_Dataset entries:_
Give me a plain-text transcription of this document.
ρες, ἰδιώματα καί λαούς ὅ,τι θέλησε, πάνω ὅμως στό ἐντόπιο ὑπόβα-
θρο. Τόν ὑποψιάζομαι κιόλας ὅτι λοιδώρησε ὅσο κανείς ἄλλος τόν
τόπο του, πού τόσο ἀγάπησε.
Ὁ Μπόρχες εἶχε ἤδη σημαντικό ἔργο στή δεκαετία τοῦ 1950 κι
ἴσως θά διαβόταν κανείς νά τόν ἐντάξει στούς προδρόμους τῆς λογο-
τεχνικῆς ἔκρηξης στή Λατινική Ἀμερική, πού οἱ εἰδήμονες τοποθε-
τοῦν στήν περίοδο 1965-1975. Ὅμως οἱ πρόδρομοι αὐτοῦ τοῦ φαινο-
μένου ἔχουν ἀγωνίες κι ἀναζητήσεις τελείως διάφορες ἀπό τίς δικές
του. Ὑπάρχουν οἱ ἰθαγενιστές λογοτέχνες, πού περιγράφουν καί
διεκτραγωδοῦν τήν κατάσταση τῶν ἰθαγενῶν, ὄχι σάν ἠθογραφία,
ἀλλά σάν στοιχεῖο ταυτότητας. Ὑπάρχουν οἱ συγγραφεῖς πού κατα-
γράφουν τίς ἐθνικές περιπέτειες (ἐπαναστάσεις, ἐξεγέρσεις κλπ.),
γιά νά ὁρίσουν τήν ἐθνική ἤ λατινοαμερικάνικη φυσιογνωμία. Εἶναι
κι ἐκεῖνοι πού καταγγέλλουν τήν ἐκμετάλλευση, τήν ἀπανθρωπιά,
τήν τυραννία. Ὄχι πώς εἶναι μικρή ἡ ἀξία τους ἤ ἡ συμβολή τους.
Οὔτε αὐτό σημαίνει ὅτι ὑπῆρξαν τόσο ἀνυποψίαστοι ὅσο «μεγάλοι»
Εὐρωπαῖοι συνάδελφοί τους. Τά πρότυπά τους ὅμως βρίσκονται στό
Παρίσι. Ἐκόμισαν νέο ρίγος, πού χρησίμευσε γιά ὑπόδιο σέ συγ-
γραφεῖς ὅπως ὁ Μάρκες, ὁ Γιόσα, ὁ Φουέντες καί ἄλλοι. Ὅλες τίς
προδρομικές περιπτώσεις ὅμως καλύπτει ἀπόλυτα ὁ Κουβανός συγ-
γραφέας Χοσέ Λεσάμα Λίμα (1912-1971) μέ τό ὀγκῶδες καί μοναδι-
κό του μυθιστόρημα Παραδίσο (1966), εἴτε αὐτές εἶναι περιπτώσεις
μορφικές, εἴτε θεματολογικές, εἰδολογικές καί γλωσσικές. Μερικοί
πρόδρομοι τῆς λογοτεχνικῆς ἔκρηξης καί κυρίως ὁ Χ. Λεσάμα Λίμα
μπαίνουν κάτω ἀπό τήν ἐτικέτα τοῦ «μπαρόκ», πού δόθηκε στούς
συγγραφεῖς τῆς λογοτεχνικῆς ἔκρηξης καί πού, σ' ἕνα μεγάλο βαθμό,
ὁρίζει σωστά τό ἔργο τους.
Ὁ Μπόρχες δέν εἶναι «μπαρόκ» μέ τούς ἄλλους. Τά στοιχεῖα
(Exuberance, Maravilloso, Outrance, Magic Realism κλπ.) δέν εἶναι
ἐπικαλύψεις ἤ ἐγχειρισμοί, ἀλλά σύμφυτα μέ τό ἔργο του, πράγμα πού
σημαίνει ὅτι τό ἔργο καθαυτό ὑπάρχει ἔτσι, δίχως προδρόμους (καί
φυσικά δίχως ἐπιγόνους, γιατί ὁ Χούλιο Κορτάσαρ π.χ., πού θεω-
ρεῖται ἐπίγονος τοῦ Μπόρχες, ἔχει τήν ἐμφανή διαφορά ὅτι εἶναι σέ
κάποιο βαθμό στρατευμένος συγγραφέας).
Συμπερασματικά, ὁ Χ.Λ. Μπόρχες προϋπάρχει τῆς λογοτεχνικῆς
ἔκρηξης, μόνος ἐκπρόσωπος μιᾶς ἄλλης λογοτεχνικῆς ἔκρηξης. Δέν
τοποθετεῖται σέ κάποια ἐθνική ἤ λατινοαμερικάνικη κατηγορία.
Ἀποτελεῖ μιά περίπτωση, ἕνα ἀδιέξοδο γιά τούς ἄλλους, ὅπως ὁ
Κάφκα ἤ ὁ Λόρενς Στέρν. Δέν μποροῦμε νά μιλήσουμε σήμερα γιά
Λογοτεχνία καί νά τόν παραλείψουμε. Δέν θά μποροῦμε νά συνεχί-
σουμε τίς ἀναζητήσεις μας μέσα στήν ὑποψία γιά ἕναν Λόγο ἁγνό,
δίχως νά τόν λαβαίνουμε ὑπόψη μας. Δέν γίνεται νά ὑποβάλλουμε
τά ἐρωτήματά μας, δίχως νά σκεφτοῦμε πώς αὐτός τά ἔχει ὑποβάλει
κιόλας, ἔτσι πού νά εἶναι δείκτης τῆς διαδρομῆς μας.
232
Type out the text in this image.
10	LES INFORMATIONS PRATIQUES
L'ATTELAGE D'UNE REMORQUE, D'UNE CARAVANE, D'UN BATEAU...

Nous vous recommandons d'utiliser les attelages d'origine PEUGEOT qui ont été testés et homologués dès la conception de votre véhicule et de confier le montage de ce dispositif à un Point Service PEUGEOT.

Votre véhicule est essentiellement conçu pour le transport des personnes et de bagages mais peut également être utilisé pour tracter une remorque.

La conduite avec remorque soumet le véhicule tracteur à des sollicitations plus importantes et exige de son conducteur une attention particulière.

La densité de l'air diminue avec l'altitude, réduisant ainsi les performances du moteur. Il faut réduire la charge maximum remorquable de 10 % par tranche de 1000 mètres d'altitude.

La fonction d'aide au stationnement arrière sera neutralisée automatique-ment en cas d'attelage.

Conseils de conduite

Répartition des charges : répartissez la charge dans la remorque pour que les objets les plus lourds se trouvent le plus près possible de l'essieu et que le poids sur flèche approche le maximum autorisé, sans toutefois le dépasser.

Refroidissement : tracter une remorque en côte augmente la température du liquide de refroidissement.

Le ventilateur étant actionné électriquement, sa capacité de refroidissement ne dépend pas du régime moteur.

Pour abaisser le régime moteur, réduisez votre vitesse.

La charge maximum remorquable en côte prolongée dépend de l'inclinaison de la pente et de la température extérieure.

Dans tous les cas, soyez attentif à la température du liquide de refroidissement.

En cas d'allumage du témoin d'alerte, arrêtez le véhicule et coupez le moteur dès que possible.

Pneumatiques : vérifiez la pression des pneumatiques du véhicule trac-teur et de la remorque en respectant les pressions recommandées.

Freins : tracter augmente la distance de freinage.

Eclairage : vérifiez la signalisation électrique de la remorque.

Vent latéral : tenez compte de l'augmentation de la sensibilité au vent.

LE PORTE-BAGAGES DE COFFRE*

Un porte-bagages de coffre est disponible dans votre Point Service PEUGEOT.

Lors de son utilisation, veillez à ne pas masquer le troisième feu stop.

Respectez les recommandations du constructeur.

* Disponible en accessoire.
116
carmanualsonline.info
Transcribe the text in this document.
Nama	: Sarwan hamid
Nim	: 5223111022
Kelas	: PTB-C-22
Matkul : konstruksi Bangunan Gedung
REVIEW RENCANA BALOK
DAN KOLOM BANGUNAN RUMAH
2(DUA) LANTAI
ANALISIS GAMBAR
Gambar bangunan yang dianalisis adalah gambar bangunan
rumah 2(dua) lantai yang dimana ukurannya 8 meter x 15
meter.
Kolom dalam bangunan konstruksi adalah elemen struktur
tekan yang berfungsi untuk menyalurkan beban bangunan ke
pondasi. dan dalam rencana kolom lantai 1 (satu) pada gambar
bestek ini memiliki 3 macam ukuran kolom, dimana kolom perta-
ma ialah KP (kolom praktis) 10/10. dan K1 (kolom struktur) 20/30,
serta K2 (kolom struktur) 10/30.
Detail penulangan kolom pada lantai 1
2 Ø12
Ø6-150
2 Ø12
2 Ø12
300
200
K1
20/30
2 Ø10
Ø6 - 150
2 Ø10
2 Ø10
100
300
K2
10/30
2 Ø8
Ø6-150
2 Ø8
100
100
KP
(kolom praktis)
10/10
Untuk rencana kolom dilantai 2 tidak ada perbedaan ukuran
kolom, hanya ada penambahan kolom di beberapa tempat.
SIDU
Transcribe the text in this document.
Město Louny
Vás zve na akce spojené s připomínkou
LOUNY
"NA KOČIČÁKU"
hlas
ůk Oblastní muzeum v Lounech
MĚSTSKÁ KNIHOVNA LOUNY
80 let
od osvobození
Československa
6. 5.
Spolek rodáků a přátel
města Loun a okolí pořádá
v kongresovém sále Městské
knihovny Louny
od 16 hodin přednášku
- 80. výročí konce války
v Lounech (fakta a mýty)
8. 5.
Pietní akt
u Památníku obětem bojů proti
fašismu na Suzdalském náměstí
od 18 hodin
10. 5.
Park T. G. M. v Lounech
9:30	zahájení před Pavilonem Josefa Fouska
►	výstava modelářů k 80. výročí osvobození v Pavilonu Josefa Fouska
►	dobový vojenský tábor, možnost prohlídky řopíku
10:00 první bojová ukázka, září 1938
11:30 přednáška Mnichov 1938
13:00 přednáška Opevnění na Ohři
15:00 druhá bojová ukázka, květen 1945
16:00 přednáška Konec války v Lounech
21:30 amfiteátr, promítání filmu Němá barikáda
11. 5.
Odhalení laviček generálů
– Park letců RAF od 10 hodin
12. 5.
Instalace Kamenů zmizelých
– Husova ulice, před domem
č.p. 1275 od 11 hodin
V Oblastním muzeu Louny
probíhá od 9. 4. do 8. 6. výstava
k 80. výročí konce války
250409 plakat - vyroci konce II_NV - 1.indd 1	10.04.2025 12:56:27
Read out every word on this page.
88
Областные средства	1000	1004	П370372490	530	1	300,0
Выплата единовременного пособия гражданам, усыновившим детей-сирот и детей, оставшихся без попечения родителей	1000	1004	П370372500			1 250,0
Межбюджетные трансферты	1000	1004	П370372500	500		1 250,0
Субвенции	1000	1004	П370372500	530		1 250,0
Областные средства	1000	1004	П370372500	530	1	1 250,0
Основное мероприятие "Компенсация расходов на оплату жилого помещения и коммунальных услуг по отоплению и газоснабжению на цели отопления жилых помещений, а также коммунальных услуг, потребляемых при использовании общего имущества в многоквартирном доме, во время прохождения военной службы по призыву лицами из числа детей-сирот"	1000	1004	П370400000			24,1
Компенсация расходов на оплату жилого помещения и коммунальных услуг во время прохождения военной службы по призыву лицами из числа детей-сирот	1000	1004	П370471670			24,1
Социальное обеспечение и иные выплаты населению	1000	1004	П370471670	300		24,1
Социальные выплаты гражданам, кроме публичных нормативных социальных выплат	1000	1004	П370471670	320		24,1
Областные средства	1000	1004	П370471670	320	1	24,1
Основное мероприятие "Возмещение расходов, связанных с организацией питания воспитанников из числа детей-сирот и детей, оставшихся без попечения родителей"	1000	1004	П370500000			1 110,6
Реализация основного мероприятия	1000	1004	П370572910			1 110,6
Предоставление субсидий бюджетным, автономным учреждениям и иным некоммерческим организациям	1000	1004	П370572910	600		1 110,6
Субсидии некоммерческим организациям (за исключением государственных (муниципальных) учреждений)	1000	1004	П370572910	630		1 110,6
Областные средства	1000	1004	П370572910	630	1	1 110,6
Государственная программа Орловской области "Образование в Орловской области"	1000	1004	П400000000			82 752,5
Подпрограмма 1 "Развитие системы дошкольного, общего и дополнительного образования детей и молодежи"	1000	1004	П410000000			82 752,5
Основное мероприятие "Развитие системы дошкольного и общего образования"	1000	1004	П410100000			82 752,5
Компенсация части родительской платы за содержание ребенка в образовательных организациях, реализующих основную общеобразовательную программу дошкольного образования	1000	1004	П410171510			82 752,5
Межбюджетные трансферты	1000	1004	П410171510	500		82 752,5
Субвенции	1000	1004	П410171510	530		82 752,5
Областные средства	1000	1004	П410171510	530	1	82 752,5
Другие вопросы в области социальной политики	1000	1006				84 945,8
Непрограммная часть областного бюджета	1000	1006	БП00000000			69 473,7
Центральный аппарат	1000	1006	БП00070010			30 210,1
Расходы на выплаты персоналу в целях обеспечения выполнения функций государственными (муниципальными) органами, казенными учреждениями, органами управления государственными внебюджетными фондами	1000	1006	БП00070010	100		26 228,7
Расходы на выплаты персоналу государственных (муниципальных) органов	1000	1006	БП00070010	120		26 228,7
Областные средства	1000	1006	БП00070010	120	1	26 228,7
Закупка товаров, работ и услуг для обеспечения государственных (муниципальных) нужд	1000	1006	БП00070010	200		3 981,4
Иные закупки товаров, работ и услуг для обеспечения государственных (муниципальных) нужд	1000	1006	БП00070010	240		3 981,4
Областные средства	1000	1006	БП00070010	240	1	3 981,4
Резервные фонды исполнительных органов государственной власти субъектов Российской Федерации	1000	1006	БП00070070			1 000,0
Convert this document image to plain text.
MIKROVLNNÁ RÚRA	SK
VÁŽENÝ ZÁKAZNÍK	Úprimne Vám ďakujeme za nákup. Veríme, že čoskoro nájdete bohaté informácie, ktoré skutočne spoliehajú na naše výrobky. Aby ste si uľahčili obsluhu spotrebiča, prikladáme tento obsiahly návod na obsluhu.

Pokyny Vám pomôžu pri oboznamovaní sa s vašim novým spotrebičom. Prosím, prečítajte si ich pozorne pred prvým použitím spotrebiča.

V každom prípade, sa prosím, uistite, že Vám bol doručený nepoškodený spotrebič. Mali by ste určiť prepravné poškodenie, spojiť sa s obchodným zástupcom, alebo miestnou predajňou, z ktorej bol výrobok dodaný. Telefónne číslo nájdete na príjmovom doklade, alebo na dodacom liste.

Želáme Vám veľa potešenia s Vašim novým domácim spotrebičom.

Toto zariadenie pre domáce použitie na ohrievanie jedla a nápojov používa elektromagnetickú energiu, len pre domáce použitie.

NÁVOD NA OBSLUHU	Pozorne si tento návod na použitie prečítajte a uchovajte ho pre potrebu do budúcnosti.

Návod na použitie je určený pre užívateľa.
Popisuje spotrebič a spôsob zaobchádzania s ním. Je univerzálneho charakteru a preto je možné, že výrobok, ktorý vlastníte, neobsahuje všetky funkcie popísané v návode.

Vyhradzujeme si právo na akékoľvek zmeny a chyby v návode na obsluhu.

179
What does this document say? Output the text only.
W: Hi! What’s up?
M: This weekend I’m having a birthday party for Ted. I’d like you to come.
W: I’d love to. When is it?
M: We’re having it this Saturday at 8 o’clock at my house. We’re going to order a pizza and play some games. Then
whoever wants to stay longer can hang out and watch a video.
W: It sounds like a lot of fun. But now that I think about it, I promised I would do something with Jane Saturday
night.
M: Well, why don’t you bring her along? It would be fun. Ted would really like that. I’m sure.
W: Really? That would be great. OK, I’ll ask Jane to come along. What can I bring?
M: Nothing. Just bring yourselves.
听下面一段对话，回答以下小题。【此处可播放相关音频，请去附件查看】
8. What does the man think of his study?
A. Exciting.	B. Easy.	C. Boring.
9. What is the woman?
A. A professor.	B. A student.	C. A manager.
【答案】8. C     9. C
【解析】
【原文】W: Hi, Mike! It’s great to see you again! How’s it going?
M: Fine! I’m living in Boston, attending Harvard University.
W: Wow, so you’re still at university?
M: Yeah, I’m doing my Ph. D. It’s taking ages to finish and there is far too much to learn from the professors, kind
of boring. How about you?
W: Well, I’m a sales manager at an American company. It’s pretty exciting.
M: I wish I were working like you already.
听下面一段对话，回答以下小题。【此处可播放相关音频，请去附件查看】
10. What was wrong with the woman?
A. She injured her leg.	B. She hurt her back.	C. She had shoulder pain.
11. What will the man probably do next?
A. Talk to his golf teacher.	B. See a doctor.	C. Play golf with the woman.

_Problem to work on:_
Extract lines where the string "yang" occurs.

_Exercise result:_
Gambar bangunan yang dianalisis adalah gambar bangunan
rumah 2(dua) lantai yang dimana ukurannya 8 meter x 15
tekan yang berfungsi untuk menyalurkan beban bangunan ke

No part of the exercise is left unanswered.